- _Exercise prompt_: Transcribe all of the records word for word, but omit the pictures.

>> START Data to process

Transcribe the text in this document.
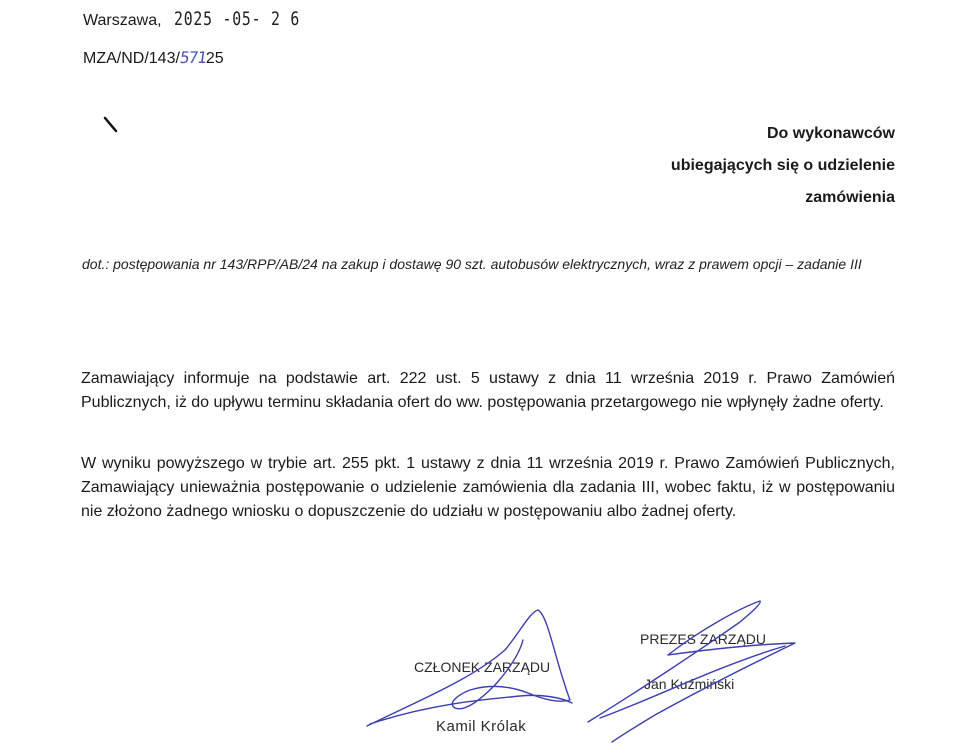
Warszawa, 2025 -05- 2 6
MZA/ND/143/57125
Do wykonawców
ubiegających się o udzielenie
zamówienia
dot.: postępowania nr 143/RPP/AB/24 na zakup i dostawę 90 szt. autobusów elektrycznych, wraz z prawem opcji – zadanie III
Zamawiający informuje na podstawie art. 222 ust. 5 ustawy z dnia 11 września 2019 r. Prawo Zamówień Publicznych, iż do upływu terminu składania ofert do ww. postępowania przetargowego nie wpłynęły żadne oferty.
W wyniku powyższego w trybie art. 255 pkt. 1 ustawy z dnia 11 września 2019 r. Prawo Zamówień Publicznych, Zamawiający unieważnia postępowanie o udzielenie zamówienia dla zadania III, wobec faktu, iż w postępowaniu nie złożono żadnego wniosku o dopuszczenie do udziału w postępowaniu albo żadnej oferty.
CZŁONEK ZARZĄDU
Kamil Królak
PREZES ZARZĄDU
Jan Kuźmiński
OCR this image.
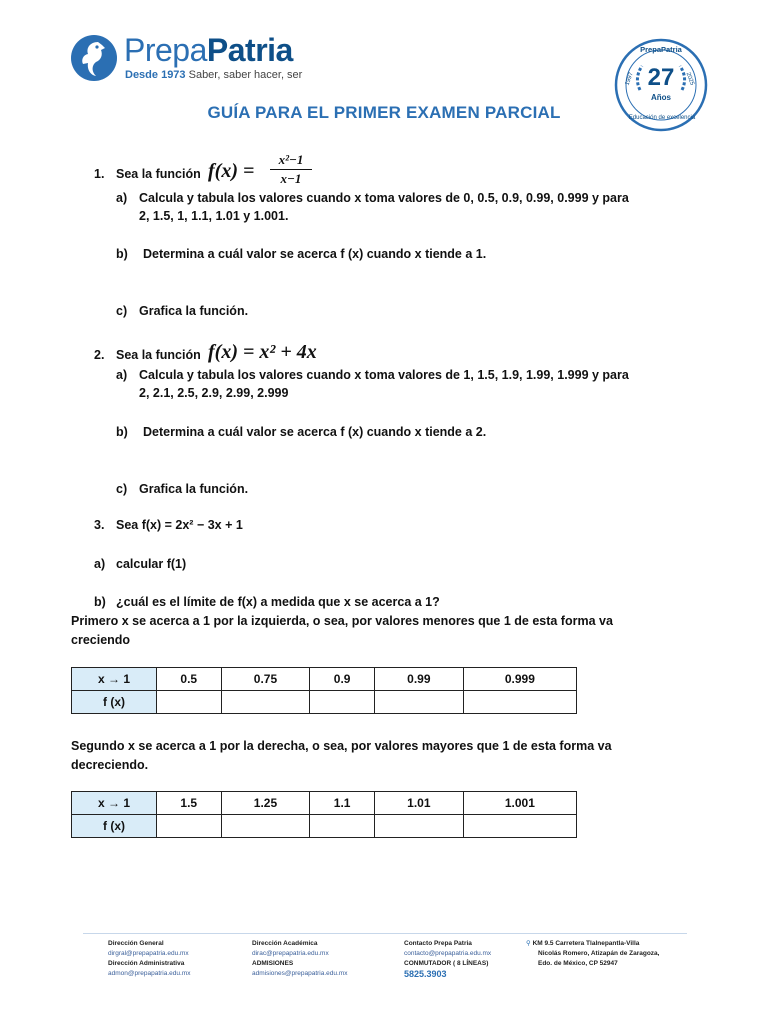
PrepaPatria
Desde 1973 Saber, saber hacer, ser
PrepaPatria
1997	2025
27
Años
Educación de excelencia
GUÍA PARA EL PRIMER EXAMEN PARCIAL
1. Sea la función $f(x) = \frac{\text{x²−1}}{x-1}$
a) Calcula y tabula los valores cuando x toma valores de 0, 0.5, 0.9, 0.99, 0.999 y para
2, 1.5, 1, 1.1, 1.01 y 1.001.
b) Determina a cuál valor se acerca f (x) cuando x tiende a 1.
c) Grafica la función.
2. Sea la función f(x) = x² + 4x
a) Calcula y tabula los valores cuando x toma valores de 1, 1.5, 1.9, 1.99, 1.999 y para
2, 2.1, 2.5, 2.9, 2.99, 2.999
b) Determina a cuál valor se acerca f (x) cuando x tiende a 2.
c) Grafica la función.
3. Sea f(x) = 2x² − 3x + 1
a) calcular f(1)
b) ¿cuál es el límite de f(x) a medida que x se acerca a 1?
Primero x se acerca a 1 por la izquierda, o sea, por valores menores que 1 de esta forma va
creciendo
x → 1	0.5	0.75	0.9	0.99	0.999
f (x)					
Segundo x se acerca a 1 por la derecha, o sea, por valores mayores que 1 de esta forma va
decreciendo.
x → 1	1.5	1.25	1.1	1.01	1.001
f (x)					
Dirección General
dirgral@prepapatria.edu.mx
Dirección Administrativa
admon@prepapatria.edu.mx
Dirección Académica
dirac@prepapatria.edu.mx
ADMISIONES
admisiones@prepapatria.edu.mx
Contacto Prepa Patria
contacto@prepapatria.edu.mx
CONMUTADOR ( 8 LÍNEAS)
5825.3903
⚲ KM 9.5 Carretera Tlalnepantla-Villa
Nicolás Romero, Atizapán de Zaragoza,
Edo. de México, CP 52947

>> END Data to process

- _Output below_:
Transcribe the text in this document.
Warszawa, 2025 -05- 2 6
MZA/ND/143/57125
Do wykonawców
ubiegających się o udzielenie
zamówienia
dot.: postępowania nr 143/RPP/AB/24 na zakup i dostawę 90 szt. autobusów elektrycznych, wraz z prawem opcji – zadanie III
Zamawiający informuje na podstawie art. 222 ust. 5 ustawy z dnia 11 września 2019 r. Prawo Zamówień Publicznych, iż do upływu terminu składania ofert do ww. postępowania przetargowego nie wpłynęły żadne oferty.
W wyniku powyższego w trybie art. 255 pkt. 1 ustawy z dnia 11 września 2019 r. Prawo Zamówień Publicznych, Zamawiający unieważnia postępowanie o udzielenie zamówienia dla zadania III, wobec faktu, iż w postępowaniu nie złożono żadnego wniosku o dopuszczenie do udziału w postępowaniu albo żadnej oferty.
CZŁONEK ZARZĄDU
Kamil Królak
PREZES ZARZĄDU
Jan Kuźmiński
OCR this image.
PrepaPatria
Desde 1973 Saber, saber hacer, ser
PrepaPatria
1997	2025
27
Años
Educación de excelencia
GUÍA PARA EL PRIMER EXAMEN PARCIAL
1. Sea la función $f(x) = \frac{\text{x²−1}}{x-1}$
a) Calcula y tabula los valores cuando x toma valores de 0, 0.5, 0.9, 0.99, 0.999 y para
2, 1.5, 1, 1.1, 1.01 y 1.001.
b) Determina a cuál valor se acerca f (x) cuando x tiende a 1.
c) Grafica la función.
2. Sea la función f(x) = x² + 4x
a) Calcula y tabula los valores cuando x toma valores de 1, 1.5, 1.9, 1.99, 1.999 y para
2, 2.1, 2.5, 2.9, 2.99, 2.999
b) Determina a cuál valor se acerca f (x) cuando x tiende a 2.
c) Grafica la función.
3. Sea f(x) = 2x² − 3x + 1
a) calcular f(1)
b) ¿cuál es el límite de f(x) a medida que x se acerca a 1?
Primero x se acerca a 1 por la izquierda, o sea, por valores menores que 1 de esta forma va
creciendo
x → 1	0.5	0.75	0.9	0.99	0.999
f (x)					
Segundo x se acerca a 1 por la derecha, o sea, por valores mayores que 1 de esta forma va
decreciendo.
x → 1	1.5	1.25	1.1	1.01	1.001
f (x)					
Dirección General
dirgral@prepapatria.edu.mx
Dirección Administrativa
admon@prepapatria.edu.mx
Dirección Académica
dirac@prepapatria.edu.mx
ADMISIONES
admisiones@prepapatria.edu.mx
Contacto Prepa Patria
contacto@prepapatria.edu.mx
CONMUTADOR ( 8 LÍNEAS)
5825.3903
⚲ KM 9.5 Carretera Tlalnepantla-Villa
Nicolás Romero, Atizapán de Zaragoza,
Edo. de México, CP 52947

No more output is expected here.